Requirement »
Reproduce this listing in full.

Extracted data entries

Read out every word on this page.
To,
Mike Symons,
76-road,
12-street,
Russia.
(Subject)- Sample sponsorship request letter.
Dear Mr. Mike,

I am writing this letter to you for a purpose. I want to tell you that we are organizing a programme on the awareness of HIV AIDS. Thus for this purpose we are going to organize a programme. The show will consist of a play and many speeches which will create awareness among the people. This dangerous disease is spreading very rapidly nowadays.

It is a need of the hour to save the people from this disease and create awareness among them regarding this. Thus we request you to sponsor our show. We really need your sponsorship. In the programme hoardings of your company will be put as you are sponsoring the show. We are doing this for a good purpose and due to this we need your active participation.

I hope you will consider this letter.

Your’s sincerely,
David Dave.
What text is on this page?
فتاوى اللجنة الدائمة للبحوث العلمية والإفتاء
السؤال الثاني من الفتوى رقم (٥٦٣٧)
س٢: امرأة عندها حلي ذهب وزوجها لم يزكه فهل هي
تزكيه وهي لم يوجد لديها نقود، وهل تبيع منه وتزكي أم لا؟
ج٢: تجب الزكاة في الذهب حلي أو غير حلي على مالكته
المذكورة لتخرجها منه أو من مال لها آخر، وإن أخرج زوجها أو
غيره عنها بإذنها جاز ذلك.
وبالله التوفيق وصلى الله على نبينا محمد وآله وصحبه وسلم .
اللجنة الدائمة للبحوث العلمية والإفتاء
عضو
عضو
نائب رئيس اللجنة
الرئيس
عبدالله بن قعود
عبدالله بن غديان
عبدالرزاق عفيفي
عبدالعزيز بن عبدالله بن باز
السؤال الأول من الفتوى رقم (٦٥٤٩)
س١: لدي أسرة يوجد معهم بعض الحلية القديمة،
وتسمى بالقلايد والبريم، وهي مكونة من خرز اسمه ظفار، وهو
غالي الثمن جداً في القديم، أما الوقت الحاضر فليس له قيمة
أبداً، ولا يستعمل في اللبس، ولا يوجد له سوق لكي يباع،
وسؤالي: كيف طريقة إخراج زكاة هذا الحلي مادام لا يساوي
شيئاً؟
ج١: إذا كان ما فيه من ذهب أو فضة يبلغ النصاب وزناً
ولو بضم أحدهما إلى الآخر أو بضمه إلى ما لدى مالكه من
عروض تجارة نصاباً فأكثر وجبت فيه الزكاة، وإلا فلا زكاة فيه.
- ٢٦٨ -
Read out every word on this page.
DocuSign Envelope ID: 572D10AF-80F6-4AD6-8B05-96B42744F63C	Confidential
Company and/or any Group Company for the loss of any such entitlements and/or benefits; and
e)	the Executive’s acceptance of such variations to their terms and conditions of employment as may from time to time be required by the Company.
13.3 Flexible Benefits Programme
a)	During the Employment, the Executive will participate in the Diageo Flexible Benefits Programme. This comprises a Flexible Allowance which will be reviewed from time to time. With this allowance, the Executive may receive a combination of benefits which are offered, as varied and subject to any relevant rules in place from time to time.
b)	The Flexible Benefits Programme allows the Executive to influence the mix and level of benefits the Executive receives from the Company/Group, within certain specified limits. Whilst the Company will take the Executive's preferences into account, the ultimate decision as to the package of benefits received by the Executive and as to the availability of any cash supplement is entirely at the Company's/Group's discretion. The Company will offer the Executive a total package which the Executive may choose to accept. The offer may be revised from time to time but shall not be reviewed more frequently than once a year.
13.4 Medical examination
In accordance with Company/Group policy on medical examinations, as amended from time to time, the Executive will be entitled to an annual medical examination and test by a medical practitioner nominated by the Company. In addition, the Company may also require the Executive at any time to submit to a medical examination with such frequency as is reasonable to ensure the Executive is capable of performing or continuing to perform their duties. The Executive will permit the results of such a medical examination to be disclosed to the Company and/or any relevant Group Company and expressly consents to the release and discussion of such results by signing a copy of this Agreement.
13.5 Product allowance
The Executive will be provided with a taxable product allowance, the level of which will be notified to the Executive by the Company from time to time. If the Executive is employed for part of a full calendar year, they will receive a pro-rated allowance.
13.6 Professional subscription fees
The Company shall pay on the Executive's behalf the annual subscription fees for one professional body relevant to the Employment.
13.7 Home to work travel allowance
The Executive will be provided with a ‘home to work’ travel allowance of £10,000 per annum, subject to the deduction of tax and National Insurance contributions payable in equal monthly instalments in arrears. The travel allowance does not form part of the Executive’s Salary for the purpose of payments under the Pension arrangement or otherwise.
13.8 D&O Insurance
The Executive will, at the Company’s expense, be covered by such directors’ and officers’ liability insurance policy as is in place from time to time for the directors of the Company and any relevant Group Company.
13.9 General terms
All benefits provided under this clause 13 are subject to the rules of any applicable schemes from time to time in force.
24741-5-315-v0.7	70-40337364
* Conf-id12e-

Response to this exercise »
Read out every word on this page.
To,
Mike Symons,
76-road,
12-street,
Russia.
(Subject)- Sample sponsorship request letter.
Dear Mr. Mike,

I am writing this letter to you for a purpose. I want to tell you that we are organizing a programme on the awareness of HIV AIDS. Thus for this purpose we are going to organize a programme. The show will consist of a play and many speeches which will create awareness among the people. This dangerous disease is spreading very rapidly nowadays.

It is a need of the hour to save the people from this disease and create awareness among them regarding this. Thus we request you to sponsor our show. We really need your sponsorship. In the programme hoardings of your company will be put as you are sponsoring the show. We are doing this for a good purpose and due to this we need your active participation.

I hope you will consider this letter.

Your’s sincerely,
David Dave.
What text is on this page?
فتاوى اللجنة الدائمة للبحوث العلمية والإفتاء
السؤال الثاني من الفتوى رقم (٥٦٣٧)
س٢: امرأة عندها حلي ذهب وزوجها لم يزكه فهل هي
تزكيه وهي لم يوجد لديها نقود، وهل تبيع منه وتزكي أم لا؟
ج٢: تجب الزكاة في الذهب حلي أو غير حلي على مالكته
المذكورة لتخرجها منه أو من مال لها آخر، وإن أخرج زوجها أو
غيره عنها بإذنها جاز ذلك.
وبالله التوفيق وصلى الله على نبينا محمد وآله وصحبه وسلم .
اللجنة الدائمة للبحوث العلمية والإفتاء
عضو
عضو
نائب رئيس اللجنة
الرئيس
عبدالله بن قعود
عبدالله بن غديان
عبدالرزاق عفيفي
عبدالعزيز بن عبدالله بن باز
السؤال الأول من الفتوى رقم (٦٥٤٩)
س١: لدي أسرة يوجد معهم بعض الحلية القديمة،
وتسمى بالقلايد والبريم، وهي مكونة من خرز اسمه ظفار، وهو
غالي الثمن جداً في القديم، أما الوقت الحاضر فليس له قيمة
أبداً، ولا يستعمل في اللبس، ولا يوجد له سوق لكي يباع،
وسؤالي: كيف طريقة إخراج زكاة هذا الحلي مادام لا يساوي
شيئاً؟
ج١: إذا كان ما فيه من ذهب أو فضة يبلغ النصاب وزناً
ولو بضم أحدهما إلى الآخر أو بضمه إلى ما لدى مالكه من
عروض تجارة نصاباً فأكثر وجبت فيه الزكاة، وإلا فلا زكاة فيه.
- ٢٦٨ -
Read out every word on this page.
DocuSign Envelope ID: 572D10AF-80F6-4AD6-8B05-96B42744F63C	Confidential
Company and/or any Group Company for the loss of any such entitlements and/or benefits; and
e)	the Executive’s acceptance of such variations to their terms and conditions of employment as may from time to time be required by the Company.
13.3 Flexible Benefits Programme
a)	During the Employment, the Executive will participate in the Diageo Flexible Benefits Programme. This comprises a Flexible Allowance which will be reviewed from time to time. With this allowance, the Executive may receive a combination of benefits which are offered, as varied and subject to any relevant rules in place from time to time.
b)	The Flexible Benefits Programme allows the Executive to influence the mix and level of benefits the Executive receives from the Company/Group, within certain specified limits. Whilst the Company will take the Executive's preferences into account, the ultimate decision as to the package of benefits received by the Executive and as to the availability of any cash supplement is entirely at the Company's/Group's discretion. The Company will offer the Executive a total package which the Executive may choose to accept. The offer may be revised from time to time but shall not be reviewed more frequently than once a year.
13.4 Medical examination
In accordance with Company/Group policy on medical examinations, as amended from time to time, the Executive will be entitled to an annual medical examination and test by a medical practitioner nominated by the Company. In addition, the Company may also require the Executive at any time to submit to a medical examination with such frequency as is reasonable to ensure the Executive is capable of performing or continuing to perform their duties. The Executive will permit the results of such a medical examination to be disclosed to the Company and/or any relevant Group Company and expressly consents to the release and discussion of such results by signing a copy of this Agreement.
13.5 Product allowance
The Executive will be provided with a taxable product allowance, the level of which will be notified to the Executive by the Company from time to time. If the Executive is employed for part of a full calendar year, they will receive a pro-rated allowance.
13.6 Professional subscription fees
The Company shall pay on the Executive's behalf the annual subscription fees for one professional body relevant to the Employment.
13.7 Home to work travel allowance
The Executive will be provided with a ‘home to work’ travel allowance of £10,000 per annum, subject to the deduction of tax and National Insurance contributions payable in equal monthly instalments in arrears. The travel allowance does not form part of the Executive’s Salary for the purpose of payments under the Pension arrangement or otherwise.
13.8 D&O Insurance
The Executive will, at the Company’s expense, be covered by such directors’ and officers’ liability insurance policy as is in place from time to time for the directors of the Company and any relevant Group Company.
13.9 General terms
All benefits provided under this clause 13 are subject to the rules of any applicable schemes from time to time in force.
24741-5-315-v0.7	70-40337364
* Conf-id12e-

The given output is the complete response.